Extract the full listing below without altering a single character.

- - - - - - -

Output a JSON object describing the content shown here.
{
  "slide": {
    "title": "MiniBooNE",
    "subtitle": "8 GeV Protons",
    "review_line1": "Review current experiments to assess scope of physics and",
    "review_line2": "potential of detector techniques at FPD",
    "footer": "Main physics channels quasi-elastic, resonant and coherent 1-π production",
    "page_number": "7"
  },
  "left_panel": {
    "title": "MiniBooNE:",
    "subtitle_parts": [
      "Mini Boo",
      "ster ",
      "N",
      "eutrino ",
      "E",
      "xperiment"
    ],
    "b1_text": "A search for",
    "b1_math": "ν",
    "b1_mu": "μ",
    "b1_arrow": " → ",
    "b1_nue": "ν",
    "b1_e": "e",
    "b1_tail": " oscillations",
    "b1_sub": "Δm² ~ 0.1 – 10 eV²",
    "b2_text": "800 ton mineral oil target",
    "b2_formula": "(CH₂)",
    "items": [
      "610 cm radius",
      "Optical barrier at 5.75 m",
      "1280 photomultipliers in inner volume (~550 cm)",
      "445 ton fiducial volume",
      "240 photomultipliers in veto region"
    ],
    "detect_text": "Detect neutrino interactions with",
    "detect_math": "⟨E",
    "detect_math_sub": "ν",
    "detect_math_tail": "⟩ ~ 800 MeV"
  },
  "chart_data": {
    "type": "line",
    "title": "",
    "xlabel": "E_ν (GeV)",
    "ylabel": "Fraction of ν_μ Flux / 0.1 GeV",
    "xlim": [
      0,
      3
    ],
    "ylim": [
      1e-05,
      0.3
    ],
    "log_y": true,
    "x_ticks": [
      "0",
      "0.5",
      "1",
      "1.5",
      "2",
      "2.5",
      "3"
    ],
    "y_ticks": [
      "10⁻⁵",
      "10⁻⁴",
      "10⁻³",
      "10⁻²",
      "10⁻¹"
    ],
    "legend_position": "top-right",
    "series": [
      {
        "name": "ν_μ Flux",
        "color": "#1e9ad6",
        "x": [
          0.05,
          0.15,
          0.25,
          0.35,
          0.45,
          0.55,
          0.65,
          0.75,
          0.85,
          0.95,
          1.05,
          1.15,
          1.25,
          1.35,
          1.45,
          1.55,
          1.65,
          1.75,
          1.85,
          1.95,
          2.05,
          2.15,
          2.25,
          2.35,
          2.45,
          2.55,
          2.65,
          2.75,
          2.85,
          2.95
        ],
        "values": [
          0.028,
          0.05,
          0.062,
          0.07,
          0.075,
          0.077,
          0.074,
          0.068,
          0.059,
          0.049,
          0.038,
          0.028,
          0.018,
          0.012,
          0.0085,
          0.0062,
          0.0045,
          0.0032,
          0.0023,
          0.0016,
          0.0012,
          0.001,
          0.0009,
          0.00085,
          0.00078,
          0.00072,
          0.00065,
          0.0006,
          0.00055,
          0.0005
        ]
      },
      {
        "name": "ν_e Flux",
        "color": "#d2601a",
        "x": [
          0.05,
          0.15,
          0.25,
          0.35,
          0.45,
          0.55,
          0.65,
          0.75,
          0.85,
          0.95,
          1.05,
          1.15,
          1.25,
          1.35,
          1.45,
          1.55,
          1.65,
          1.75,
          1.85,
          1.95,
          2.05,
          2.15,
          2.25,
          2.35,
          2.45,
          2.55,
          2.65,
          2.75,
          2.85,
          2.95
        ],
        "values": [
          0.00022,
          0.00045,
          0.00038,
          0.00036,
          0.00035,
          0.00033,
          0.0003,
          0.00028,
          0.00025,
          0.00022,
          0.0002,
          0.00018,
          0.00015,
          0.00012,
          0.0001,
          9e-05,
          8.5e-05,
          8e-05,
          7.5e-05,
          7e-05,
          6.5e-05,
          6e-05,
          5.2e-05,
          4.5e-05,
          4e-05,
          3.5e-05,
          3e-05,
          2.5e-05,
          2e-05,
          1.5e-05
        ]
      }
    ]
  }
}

- - - - - - -

» **Finished exercise**
Output a JSON object describing the content shown here.
{
  "slide": {
    "title": "MiniBooNE",
    "subtitle": "8 GeV Protons",
    "review_line1": "Review current experiments to assess scope of physics and",
    "review_line2": "potential of detector techniques at FPD",
    "footer": "Main physics channels quasi-elastic, resonant and coherent 1-π production",
    "page_number": "7"
  },
  "left_panel": {
    "title": "MiniBooNE:",
    "subtitle_parts": [
      "Mini Boo",
      "ster ",
      "N",
      "eutrino ",
      "E",
      "xperiment"
    ],
    "b1_text": "A search for",
    "b1_math": "ν",
    "b1_mu": "μ",
    "b1_arrow": " → ",
    "b1_nue": "ν",
    "b1_e": "e",
    "b1_tail": " oscillations",
    "b1_sub": "Δm² ~ 0.1 – 10 eV²",
    "b2_text": "800 ton mineral oil target",
    "b2_formula": "(CH₂)",
    "items": [
      "610 cm radius",
      "Optical barrier at 5.75 m",
      "1280 photomultipliers in inner volume (~550 cm)",
      "445 ton fiducial volume",
      "240 photomultipliers in veto region"
    ],
    "detect_text": "Detect neutrino interactions with",
    "detect_math": "⟨E",
    "detect_math_sub": "ν",
    "detect_math_tail": "⟩ ~ 800 MeV"
  },
  "chart_data": {
    "type": "line",
    "title": "",
    "xlabel": "E_ν (GeV)",
    "ylabel": "Fraction of ν_μ Flux / 0.1 GeV",
    "xlim": [
      0,
      3
    ],
    "ylim": [
      1e-05,
      0.3
    ],
    "log_y": true,
    "x_ticks": [
      "0",
      "0.5",
      "1",
      "1.5",
      "2",
      "2.5",
      "3"
    ],
    "y_ticks": [
      "10⁻⁵",
      "10⁻⁴",
      "10⁻³",
      "10⁻²",
      "10⁻¹"
    ],
    "legend_position": "top-right",
    "series": [
      {
        "name": "ν_μ Flux",
        "color": "#1e9ad6",
        "x": [
          0.05,
          0.15,
          0.25,
          0.35,
          0.45,
          0.55,
          0.65,
          0.75,
          0.85,
          0.95,
          1.05,
          1.15,
          1.25,
          1.35,
          1.45,
          1.55,
          1.65,
          1.75,
          1.85,
          1.95,
          2.05,
          2.15,
          2.25,
          2.35,
          2.45,
          2.55,
          2.65,
          2.75,
          2.85,
          2.95
        ],
        "values": [
          0.028,
          0.05,
          0.062,
          0.07,
          0.075,
          0.077,
          0.074,
          0.068,
          0.059,
          0.049,
          0.038,
          0.028,
          0.018,
          0.012,
          0.0085,
          0.0062,
          0.0045,
          0.0032,
          0.0023,
          0.0016,
          0.0012,
          0.001,
          0.0009,
          0.00085,
          0.00078,
          0.00072,
          0.00065,
          0.0006,
          0.00055,
          0.0005
        ]
      },
      {
        "name": "ν_e Flux",
        "color": "#d2601a",
        "x": [
          0.05,
          0.15,
          0.25,
          0.35,
          0.45,
          0.55,
          0.65,
          0.75,
          0.85,
          0.95,
          1.05,
          1.15,
          1.25,
          1.35,
          1.45,
          1.55,
          1.65,
          1.75,
          1.85,
          1.95,
          2.05,
          2.15,
          2.25,
          2.35,
          2.45,
          2.55,
          2.65,
          2.75,
          2.85,
          2.95
        ],
        "values": [
          0.00022,
          0.00045,
          0.00038,
          0.00036,
          0.00035,
          0.00033,
          0.0003,
          0.00028,
          0.00025,
          0.00022,
          0.0002,
          0.00018,
          0.00015,
          0.00012,
          0.0001,
          9e-05,
          8.5e-05,
          8e-05,
          7.5e-05,
          7e-05,
          6.5e-05,
          6e-05,
          5.2e-05,
          4.5e-05,
          4e-05,
          3.5e-05,
          3e-05,
          2.5e-05,
          2e-05,
          1.5e-05
        ]
      }
    ]
  }
}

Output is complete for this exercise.